Document text:
┌──
Scientists working on papers will essentially not be able to trust that their work won't get out before they have published it. A competing research team, asking prompts in the right way, could chance upon a reply that gives them a clue as to what the other team have found or are doing. The same goes for competing companies and engineering teams. Or authors writing the next book in a series. Other people using that trained data could produce a cheap rip-off of that next paper, patent, book using AI.
And that will completely demotivate humans to actually do stuff. Because what's the point? No one will pay you for it, and a poor quality second rate product is obtainable much cheaper.
At that point I think we'll discover what the real limitations of AI are, as we, as a society, have to get used to using it over humans. And I somehow doubt we will be better off.
└──
Work required: Write out the part of the post above on AI and original work that begins at the words "At that point" and ends after the words "be better off.".

Page segmentation data
┌──
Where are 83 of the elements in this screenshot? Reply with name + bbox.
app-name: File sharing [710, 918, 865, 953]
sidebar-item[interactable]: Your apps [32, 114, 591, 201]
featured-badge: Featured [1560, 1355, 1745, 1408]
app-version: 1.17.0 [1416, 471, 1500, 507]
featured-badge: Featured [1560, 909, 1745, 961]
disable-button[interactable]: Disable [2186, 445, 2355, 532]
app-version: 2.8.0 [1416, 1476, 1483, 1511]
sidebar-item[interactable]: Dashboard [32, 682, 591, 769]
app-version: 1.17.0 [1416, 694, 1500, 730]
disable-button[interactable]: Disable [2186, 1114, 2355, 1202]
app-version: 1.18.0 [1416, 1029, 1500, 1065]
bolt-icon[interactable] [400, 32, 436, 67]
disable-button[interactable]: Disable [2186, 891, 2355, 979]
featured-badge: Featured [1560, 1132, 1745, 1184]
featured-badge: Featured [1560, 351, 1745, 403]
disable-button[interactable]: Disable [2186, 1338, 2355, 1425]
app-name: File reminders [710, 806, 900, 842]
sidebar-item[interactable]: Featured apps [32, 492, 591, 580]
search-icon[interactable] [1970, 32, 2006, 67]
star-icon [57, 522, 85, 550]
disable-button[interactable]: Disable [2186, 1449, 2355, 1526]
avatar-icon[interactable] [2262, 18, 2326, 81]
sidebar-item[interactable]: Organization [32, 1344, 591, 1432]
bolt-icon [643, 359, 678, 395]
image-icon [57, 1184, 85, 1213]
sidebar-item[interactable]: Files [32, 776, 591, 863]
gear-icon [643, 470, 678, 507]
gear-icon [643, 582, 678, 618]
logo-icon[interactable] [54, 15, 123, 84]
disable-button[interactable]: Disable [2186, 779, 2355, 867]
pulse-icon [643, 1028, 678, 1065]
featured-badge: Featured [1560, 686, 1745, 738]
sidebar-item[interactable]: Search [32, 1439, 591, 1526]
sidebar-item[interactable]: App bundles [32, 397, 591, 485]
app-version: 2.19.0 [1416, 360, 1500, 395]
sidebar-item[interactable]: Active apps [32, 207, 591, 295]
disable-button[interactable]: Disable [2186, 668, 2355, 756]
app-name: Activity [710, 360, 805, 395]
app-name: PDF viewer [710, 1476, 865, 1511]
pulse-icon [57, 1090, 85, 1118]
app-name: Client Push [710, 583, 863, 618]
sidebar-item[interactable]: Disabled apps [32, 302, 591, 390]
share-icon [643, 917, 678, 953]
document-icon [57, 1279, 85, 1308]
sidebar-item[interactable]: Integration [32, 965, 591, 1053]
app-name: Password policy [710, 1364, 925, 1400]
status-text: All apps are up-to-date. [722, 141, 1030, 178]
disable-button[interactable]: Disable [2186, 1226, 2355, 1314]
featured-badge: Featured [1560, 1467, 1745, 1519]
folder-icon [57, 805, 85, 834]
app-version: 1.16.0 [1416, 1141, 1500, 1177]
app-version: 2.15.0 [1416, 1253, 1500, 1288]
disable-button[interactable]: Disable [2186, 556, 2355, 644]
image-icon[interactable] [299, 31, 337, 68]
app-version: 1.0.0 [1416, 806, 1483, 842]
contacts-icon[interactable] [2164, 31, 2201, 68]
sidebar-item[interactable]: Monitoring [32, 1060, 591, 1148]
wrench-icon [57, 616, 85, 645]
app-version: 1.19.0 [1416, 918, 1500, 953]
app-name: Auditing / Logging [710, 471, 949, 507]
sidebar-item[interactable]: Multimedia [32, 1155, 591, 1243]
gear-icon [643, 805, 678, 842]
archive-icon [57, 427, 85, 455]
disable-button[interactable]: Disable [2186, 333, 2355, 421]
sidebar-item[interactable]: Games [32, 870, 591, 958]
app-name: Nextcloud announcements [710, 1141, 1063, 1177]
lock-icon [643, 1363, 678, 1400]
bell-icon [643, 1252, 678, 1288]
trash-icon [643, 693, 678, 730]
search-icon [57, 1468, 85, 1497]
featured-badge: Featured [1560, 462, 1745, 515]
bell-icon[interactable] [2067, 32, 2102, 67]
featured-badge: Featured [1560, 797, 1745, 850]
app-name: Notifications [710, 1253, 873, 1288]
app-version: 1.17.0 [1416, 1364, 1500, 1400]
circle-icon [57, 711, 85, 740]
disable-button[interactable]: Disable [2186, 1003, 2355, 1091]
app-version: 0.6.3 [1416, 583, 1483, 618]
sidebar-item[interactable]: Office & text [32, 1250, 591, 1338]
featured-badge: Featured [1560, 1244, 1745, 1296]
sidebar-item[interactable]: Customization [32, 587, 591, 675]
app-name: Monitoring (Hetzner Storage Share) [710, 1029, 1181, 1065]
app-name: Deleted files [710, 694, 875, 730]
└──
Response:
At that point I think we'll discover what the real limitations of AI are, as we, as a society, have to get used to using it over humans. And I somehow doubt we will be better off.